1. Since the file first needs to be uploaded to the server, depending on
the size of the file, the user may close the application before the
upload is complete. I need to be able to display a status message (or
even a status bar) to let the user know when it is finished. I can think
of a few hacks to make this work, but I was hoping someone has an elegant
solution.
2. As this is a company intranet, the email may be distributed to around
2000 people. Thus, I would prefer to transfer the actual emailing to a
separate component(I think - maybe wrong terminology) and thus allow the
user to close (and also avoid timing out). I know there are commercial
applications for sale out there, but would prefer to write it myself.
Any help on these issues would be greatly appreciated. Thanks.
Message #2 by "Peter Lanoie" <planoie@n...> on Thu, 6 Feb 2003 17:46:55 -0500
|
|
Hugh,
As far as #2 goes: If you generate the email in your code, and you need to
send it to lots of people, you should be alright in creating an email with
lots of recipients... granted you might not be able to do all 2000 at once,
but several hundred at a time. Even with a large uploaded file, you
shouldn't run into too much of a timeout problem cause you are just sending
it to a lot of people (just a small bit of text for each person's email
address vs. 1 email with the file in it for each).
Slightly related to this...
Here are the facts I've acquired from your email and my own assumptions:
a. The page is hosted on a company intranet
b. The email may go to around 2000 recipients
c. You're worried about timing out the server that's generating the
email(s).
d. The uploaded file may be big.
So...
<soapbox>
a. I would be more worried about crashing a mail server with 2000 emails
with an attachment (regardless of size).
b. If you are on a company intranet than it's assumed that most (if not all)
of the individuals who may receive this email could access some network
resource where the uploaded file could reside. Can you put the file in a
place on your network that is publicly accessible? (Depending on your
company's network structure, this might not be possible.)
c. If you have this page hosted on an intranet web server, couldn't you just
save the file on the web server (which it would seem you are already doing)
and instead of emailing the file, email a URL to the file
(http://intranet.company.com/publicfiles/thefile.ext) or something like
that?
I always get annoyed when someone in my company emails me a file that is
a)already on a public file server (as if I couldn't get it there)
or
b)in Visual Source Safe (even worse, cause the DEVELOPERS, of all people, do
this. I would expect them to be able to use the network wisely).
Ok, I'm done now.
</soapbox>
Peter
-----Original Message-----
From: Hugh McLaughlin [mailto:hugh@k...]
Sent: Wednesday, February 05, 2003 13:06
To: ASP.NET
Subject: [aspx] Uploading and Emailing
Hello Everyone and thanks for your help in advance. I have an
application that allows the user to send an email along with and
attachment. However, I have two problems that need to be solved.
1. Since the file first needs to be uploaded to the server, depending on
the size of the file, the user may close the application before the
upload is complete. I need to be able to display a status message (or
even a status bar) to let the user know when it is finished. I can think
of a few hacks to make this work, but I was hoping someone has an elegant
solution.

RAW DATA
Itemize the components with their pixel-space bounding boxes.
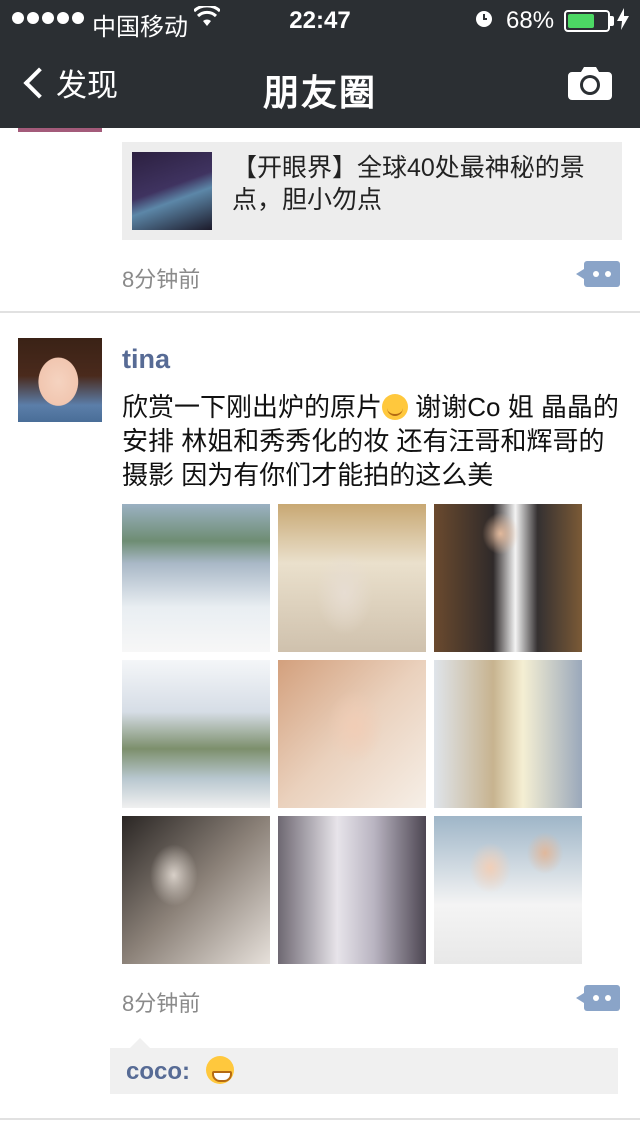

SET PROBLEM
Extend the mailing-list thread about uploading a file and emailing it from the point where it stops. The material comes from a different source than the text.

FINAL ANSWER
2. As this is a company intranet, the email may be distributed to around
2000 people. Thus, I would prefer to transfer the actual emailing to a
separate component(I think - maybe wrong terminology) and thus allow the
user to close (and also avoid timing out). I know there are commercial
applications for sale out there, but would prefer to write it myself.
Any help on these issues would be greatly appreciated. Thanks.
Message #3 by "Hugh McLaughlin" <hugh@k...> on Fri, 7 Feb 2003 05:00:39
|
|
One hole in your assumptions. Not everyone has access to the server as
there are many remote users. So it either comes down to giving remote
users access to server resources (not an option) or simply distributing
them in some fashion. Thus the need for something web based. As far as
crashing the server, I can limit the size of the attachment.
Any feedback?
> Hugh,
As far as #2 goes: If you generate the email in your code, and you need
to
send it to lots of people, you should be alright in creating an email with
lots of recipients... granted you might not be able to do all 2000 at
once,
but several hundred at a time. Even with a large uploaded file, you
shouldn't run into too much of a timeout problem cause you are just
sending
it to a lot of people (just a small bit of text for each person's email
address vs. 1 email with the file in it for each).
Slightly related to this...
Here are the facts I've acquired from your email and my own assumptions:
a. The page is hosted on a company intranet
b. The email may go to around 2000 recipients
c. You're worried about timing out the server that's generating the
email(s).
d. The uploaded file may be big.
So...
<soapbox>
a. I would be more worried about crashing a mail server with 2000 emails
with an attachment (regardless of size).
b. If you are on a company intranet than it's assumed that most (if not
all)
of the individuals who may receive this email could access some network
resource where the uploaded file could reside. Can you put the file in a
place on your network that is publicly accessible? (Depending on your
company's network structure, this might not be possible.)
c. If you have this page hosted on an intranet web server, couldn't you
just
save the file on the web server (which it would seem you are already
doing)
and instead of emailing the file, email a URL to the file
(http://intranet.company.com/publicfiles/thefile.ext) or something like
that?
I always get annoyed when someone in my company emails me a file that is
a)already on a public file server (as if I couldn't get it there)
or
b)in Visual Source Safe (even worse, cause the DEVELOPERS, of all people,
do
this. I would expect them to be able to use the network wisely).
Ok, I'm done now.
</soapbox>
Peter
-----Original Message-----
From: Hugh McLaughlin [mailto:hugh@k...]
Sent: Wednesday, February 05, 2003 13:06
To: ASP.NET
Subject: [aspx] Uploading and Emailing
Hello Everyone and thanks for your help in advance. I have an
application that allows the user to send an email along with and
attachment. However, I have two problems that need to be solved.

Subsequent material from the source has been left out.